## JOB
Which lines contain the string "Park"? Please list every one of them.

## INPUT DATA
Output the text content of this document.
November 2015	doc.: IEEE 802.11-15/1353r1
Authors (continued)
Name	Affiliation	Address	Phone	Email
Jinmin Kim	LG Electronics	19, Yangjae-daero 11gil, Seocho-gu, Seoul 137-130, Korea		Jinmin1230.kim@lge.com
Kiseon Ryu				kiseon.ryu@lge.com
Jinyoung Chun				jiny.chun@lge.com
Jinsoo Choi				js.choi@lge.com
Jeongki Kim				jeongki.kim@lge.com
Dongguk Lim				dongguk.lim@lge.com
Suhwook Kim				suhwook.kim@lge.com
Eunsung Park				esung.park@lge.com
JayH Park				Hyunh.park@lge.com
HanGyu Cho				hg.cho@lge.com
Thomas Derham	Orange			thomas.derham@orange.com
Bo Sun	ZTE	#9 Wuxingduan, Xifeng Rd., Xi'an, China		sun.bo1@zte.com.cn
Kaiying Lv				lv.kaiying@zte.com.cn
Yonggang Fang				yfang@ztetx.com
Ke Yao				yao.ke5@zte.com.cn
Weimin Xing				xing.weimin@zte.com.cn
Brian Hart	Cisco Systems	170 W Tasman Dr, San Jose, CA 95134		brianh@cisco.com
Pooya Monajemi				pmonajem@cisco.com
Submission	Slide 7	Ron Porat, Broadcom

## SOLVED EXERCISE
Eunsung Park				esung.park@lge.com
JayH Park				Hyunh.park@lge.com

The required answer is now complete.